───── Material for the task ─────

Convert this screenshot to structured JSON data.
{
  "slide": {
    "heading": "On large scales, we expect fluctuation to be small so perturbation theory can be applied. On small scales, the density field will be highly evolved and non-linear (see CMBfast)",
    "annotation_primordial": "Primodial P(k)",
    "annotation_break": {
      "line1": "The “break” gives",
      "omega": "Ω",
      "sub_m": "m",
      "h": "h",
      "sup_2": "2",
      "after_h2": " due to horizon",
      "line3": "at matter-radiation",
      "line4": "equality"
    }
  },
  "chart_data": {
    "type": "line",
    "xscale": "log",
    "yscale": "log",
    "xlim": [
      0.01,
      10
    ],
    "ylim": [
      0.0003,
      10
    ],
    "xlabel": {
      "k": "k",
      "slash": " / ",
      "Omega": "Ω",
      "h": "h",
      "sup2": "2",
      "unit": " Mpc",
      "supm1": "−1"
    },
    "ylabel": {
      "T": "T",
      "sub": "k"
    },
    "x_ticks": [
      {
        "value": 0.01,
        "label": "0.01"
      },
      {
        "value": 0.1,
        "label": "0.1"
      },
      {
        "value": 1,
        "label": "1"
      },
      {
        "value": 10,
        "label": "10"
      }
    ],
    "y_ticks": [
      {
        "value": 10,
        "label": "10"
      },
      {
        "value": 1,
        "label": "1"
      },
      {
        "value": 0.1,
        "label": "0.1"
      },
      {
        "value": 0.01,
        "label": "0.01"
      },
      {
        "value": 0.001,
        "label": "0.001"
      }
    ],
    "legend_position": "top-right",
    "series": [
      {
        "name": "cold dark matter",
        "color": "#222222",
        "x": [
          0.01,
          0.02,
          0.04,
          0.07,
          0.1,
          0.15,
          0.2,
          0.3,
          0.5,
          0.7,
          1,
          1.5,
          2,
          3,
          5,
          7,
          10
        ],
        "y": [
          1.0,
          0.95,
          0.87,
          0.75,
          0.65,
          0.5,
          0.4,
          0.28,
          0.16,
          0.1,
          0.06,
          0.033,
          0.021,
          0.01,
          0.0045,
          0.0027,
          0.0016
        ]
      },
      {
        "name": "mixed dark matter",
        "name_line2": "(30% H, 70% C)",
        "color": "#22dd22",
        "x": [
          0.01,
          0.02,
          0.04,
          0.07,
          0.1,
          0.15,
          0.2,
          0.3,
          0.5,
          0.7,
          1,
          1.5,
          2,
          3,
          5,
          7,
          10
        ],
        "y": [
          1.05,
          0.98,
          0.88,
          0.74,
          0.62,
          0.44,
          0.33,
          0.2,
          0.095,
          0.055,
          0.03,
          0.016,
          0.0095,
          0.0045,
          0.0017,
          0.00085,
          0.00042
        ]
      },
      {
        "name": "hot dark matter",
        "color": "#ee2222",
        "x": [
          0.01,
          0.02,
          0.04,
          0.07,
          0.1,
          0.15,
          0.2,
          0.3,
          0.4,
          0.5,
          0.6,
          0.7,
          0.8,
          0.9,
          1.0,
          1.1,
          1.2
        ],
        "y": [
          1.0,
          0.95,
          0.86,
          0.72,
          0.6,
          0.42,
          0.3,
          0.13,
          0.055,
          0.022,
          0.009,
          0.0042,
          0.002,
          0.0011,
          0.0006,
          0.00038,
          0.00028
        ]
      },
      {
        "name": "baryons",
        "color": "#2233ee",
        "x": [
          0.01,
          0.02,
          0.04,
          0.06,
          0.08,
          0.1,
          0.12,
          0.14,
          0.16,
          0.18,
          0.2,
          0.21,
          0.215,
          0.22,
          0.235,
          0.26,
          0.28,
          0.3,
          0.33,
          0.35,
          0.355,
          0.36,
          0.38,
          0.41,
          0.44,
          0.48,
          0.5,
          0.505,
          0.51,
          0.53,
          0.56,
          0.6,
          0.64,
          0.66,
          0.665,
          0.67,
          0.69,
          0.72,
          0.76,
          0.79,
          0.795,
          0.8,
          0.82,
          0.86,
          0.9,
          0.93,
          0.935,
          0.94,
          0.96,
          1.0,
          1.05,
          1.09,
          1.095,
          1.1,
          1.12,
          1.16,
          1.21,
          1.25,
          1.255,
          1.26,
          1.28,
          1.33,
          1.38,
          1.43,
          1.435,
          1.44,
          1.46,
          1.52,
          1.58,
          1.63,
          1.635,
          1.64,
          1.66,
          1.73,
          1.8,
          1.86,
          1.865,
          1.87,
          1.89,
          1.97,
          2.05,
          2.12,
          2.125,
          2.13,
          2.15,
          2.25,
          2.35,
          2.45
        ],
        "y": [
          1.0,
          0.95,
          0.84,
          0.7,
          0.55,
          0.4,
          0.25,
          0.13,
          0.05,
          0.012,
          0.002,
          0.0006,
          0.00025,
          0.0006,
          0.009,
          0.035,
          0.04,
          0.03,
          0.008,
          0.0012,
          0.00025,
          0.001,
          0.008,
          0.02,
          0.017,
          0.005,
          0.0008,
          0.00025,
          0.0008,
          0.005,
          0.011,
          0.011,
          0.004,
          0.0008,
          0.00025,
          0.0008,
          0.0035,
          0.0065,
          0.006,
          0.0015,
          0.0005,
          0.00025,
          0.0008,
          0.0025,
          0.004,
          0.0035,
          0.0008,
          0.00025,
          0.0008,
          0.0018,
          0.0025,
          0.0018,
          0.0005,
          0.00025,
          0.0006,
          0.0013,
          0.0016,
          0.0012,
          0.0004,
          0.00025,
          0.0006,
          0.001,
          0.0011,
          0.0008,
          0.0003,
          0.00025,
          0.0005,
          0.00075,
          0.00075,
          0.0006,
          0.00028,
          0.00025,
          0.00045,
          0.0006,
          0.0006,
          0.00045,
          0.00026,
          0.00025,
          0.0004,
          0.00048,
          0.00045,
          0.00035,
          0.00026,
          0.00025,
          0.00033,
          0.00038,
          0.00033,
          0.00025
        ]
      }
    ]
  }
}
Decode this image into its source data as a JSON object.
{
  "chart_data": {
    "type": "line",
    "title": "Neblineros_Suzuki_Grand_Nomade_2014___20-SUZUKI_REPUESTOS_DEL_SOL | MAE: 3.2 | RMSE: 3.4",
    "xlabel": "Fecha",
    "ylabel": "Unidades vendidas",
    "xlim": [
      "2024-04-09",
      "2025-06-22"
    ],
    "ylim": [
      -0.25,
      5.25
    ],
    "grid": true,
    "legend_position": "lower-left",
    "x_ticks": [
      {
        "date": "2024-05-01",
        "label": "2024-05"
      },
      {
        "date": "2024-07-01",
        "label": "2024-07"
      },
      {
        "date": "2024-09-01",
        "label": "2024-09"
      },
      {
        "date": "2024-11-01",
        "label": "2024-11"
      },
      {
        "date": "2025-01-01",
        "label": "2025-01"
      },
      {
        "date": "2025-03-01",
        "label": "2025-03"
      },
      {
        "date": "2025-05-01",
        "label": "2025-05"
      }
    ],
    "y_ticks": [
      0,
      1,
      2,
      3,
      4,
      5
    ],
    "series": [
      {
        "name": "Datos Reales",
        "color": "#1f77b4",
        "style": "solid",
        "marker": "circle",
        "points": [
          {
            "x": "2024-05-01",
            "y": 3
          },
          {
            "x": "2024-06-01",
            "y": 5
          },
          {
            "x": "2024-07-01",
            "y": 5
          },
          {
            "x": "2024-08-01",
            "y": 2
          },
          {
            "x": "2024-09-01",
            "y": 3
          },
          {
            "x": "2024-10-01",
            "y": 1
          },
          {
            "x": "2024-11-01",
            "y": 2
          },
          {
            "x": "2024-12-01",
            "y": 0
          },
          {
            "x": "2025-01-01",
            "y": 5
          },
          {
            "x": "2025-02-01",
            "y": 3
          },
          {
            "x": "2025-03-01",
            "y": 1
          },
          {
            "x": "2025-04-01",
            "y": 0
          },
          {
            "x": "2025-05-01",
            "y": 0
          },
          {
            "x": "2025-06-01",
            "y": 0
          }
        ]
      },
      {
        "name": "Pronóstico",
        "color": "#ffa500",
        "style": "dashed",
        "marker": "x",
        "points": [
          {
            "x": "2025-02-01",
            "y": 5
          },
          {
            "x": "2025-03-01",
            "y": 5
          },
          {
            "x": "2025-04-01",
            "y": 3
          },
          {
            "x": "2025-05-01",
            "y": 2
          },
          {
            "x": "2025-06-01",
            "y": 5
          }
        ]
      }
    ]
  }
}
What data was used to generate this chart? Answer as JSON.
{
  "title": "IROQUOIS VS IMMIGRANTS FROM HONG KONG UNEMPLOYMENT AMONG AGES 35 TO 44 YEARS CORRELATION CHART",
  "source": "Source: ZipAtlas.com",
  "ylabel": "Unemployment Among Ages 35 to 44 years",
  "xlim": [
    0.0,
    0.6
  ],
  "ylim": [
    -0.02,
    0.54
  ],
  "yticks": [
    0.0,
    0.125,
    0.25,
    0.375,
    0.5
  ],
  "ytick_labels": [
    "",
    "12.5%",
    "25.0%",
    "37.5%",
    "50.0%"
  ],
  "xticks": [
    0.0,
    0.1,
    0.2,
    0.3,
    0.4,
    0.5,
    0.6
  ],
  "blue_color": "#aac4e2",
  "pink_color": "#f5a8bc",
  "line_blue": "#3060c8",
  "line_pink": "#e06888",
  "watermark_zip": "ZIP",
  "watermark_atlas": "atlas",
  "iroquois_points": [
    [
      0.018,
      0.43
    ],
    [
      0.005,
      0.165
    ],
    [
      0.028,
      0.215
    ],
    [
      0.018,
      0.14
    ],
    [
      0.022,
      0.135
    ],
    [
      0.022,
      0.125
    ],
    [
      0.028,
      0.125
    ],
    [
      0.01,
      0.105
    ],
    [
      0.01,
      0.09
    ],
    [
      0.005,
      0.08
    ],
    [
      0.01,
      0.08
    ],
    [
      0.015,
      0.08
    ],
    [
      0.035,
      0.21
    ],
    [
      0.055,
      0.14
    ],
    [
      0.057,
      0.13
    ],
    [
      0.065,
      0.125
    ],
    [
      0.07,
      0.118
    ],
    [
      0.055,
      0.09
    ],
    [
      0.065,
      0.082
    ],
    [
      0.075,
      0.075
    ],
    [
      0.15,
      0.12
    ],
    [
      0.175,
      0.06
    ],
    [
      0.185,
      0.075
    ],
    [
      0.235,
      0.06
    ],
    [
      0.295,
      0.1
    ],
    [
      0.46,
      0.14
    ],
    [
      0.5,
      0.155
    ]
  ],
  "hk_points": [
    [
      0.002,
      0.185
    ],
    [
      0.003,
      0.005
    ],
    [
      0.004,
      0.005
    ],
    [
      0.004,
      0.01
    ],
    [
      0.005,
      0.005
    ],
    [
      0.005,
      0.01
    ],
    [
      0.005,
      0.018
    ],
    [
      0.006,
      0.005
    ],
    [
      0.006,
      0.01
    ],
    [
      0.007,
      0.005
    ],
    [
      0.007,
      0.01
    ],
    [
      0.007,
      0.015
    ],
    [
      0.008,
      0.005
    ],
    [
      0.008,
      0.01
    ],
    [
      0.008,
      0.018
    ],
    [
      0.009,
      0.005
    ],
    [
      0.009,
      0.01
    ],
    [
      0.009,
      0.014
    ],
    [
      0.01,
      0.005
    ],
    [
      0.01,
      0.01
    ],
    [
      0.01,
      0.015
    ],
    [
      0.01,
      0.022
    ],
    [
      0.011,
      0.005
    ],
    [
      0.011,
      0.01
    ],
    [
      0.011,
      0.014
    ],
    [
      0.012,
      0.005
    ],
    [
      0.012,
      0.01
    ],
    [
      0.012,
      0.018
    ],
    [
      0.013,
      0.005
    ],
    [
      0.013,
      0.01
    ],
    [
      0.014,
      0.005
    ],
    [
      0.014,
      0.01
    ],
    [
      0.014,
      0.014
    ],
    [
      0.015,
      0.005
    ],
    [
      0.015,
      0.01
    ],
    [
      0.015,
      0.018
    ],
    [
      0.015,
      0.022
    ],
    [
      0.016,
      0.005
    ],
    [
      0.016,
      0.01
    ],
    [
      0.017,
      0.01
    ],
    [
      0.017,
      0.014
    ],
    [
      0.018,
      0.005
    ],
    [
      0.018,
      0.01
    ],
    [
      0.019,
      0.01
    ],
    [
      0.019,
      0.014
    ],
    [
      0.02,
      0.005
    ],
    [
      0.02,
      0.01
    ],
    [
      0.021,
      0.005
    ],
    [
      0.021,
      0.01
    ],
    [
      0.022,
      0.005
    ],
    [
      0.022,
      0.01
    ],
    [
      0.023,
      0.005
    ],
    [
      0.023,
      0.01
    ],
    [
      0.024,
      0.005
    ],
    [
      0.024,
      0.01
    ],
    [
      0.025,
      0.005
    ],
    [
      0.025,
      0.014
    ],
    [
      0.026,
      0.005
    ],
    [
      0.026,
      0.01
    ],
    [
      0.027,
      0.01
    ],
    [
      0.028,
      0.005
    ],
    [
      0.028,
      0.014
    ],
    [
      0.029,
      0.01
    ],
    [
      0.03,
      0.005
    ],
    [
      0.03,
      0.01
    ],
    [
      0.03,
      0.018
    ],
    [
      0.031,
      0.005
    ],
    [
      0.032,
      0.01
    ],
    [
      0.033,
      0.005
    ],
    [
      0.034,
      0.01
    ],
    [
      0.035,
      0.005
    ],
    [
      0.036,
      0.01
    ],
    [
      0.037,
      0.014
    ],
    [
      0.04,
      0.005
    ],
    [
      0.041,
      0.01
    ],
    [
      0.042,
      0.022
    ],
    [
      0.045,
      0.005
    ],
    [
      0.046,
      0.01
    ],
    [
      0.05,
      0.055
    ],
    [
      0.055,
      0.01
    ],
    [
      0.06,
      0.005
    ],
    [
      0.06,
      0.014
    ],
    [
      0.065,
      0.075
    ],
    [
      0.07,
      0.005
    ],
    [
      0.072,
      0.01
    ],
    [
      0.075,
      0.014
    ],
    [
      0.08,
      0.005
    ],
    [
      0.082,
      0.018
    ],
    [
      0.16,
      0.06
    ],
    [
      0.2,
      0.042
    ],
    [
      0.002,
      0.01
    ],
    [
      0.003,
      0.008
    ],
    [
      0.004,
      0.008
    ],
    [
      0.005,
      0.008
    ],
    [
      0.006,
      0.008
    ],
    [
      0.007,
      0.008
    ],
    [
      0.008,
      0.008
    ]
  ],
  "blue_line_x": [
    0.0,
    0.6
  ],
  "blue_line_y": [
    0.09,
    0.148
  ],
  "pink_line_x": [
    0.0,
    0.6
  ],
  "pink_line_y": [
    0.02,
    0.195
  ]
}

─────

> The task: Pick out every line with the string "JSON" and copy it.

> Final answer:
Convert this screenshot to structured JSON data.
Decode this image into its source data as a JSON object.
What data was used to generate this chart? Answer as JSON.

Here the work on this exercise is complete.